Task inputs =>
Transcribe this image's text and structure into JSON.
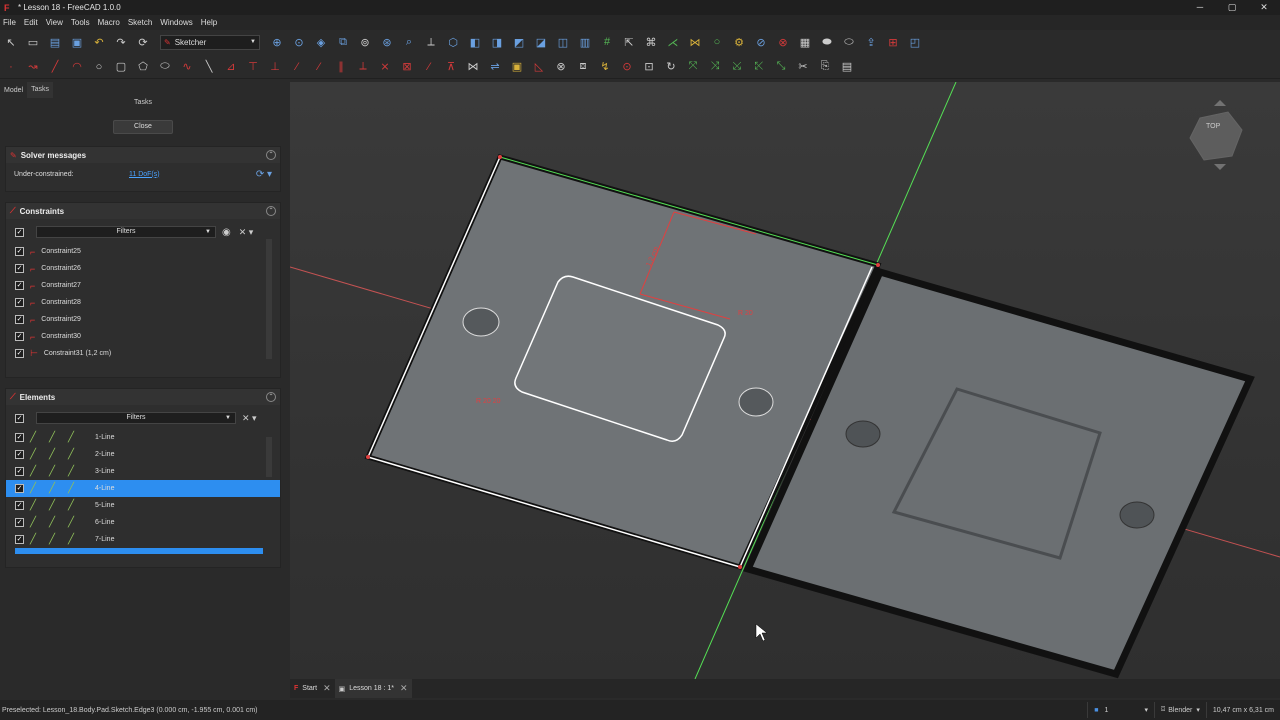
{
  "window": {
    "title": "* Lesson 18 - FreeCAD 1.0.0",
    "minimize": "─",
    "maximize": "▢",
    "close": "✕"
  },
  "menu": [
    "File",
    "Edit",
    "View",
    "Tools",
    "Macro",
    "Sketch",
    "Windows",
    "Help"
  ],
  "toolbar": {
    "workbench": "Sketcher"
  },
  "panel": {
    "tabs": [
      "Model",
      "Tasks"
    ],
    "tasks_title": "Tasks",
    "close_label": "Close",
    "solver": {
      "title": "Solver messages",
      "status_label": "Under-constrained:",
      "status_link": "11 DoF(s)"
    },
    "constraints": {
      "title": "Constraints",
      "filter_label": "Filters",
      "items": [
        "Constraint25",
        "Constraint26",
        "Constraint27",
        "Constraint28",
        "Constraint29",
        "Constraint30",
        "Constraint31 (1,2 cm)"
      ]
    },
    "elements": {
      "title": "Elements",
      "filter_label": "Filters",
      "items": [
        "1-Line",
        "2-Line",
        "3-Line",
        "4-Line",
        "5-Line",
        "6-Line",
        "7-Line"
      ],
      "selected_index": 3
    }
  },
  "bottom_tabs": [
    {
      "label": "Start"
    },
    {
      "label": "Lesson 18 : 1*"
    }
  ],
  "status": {
    "message": "Preselected: Lesson_18.Body.Pad.Sketch.Edge3 (0.000 cm, -1.955 cm, 0.001 cm)",
    "page": "1",
    "nav_style": "Blender",
    "dimensions": "10,47 cm x 6,31 cm"
  },
  "navcube": {
    "face_label": "TOP"
  },
  "colors": {
    "accent": "#2d8ef0",
    "constraint_red": "#e04040",
    "axis_green": "#55e055",
    "axis_red": "#e85a5a"
  }
}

Required work => Retype the whole listing, keeping every line identical and omitting all pictures.

Written solution =>
Transcribe this image's text and structure into JSON.
{
  "window": {
    "title": "* Lesson 18 - FreeCAD 1.0.0",
    "minimize": "─",
    "maximize": "▢",
    "close": "✕"
  },
  "menu": [
    "File",
    "Edit",
    "View",
    "Tools",
    "Macro",
    "Sketch",
    "Windows",
    "Help"
  ],
  "toolbar": {
    "workbench": "Sketcher"
  },
  "panel": {
    "tabs": [
      "Model",
      "Tasks"
    ],
    "tasks_title": "Tasks",
    "close_label": "Close",
    "solver": {
      "title": "Solver messages",
      "status_label": "Under-constrained:",
      "status_link": "11 DoF(s)"
    },
    "constraints": {
      "title": "Constraints",
      "filter_label": "Filters",
      "items": [
        "Constraint25",
        "Constraint26",
        "Constraint27",
        "Constraint28",
        "Constraint29",
        "Constraint30",
        "Constraint31 (1,2 cm)"
      ]
    },
    "elements": {
      "title": "Elements",
      "filter_label": "Filters",
      "items": [
        "1-Line",
        "2-Line",
        "3-Line",
        "4-Line",
        "5-Line",
        "6-Line",
        "7-Line"
      ],
      "selected_index": 3
    }
  },
  "bottom_tabs": [
    {
      "label": "Start"
    },
    {
      "label": "Lesson 18 : 1*"
    }
  ],
  "status": {
    "message": "Preselected: Lesson_18.Body.Pad.Sketch.Edge3 (0.000 cm, -1.955 cm, 0.001 cm)",
    "page": "1",
    "nav_style": "Blender",
    "dimensions": "10,47 cm x 6,31 cm"
  },
  "navcube": {
    "face_label": "TOP"
  },
  "colors": {
    "accent": "#2d8ef0",
    "constraint_red": "#e04040",
    "axis_green": "#55e055",
    "axis_red": "#e85a5a"
  }
}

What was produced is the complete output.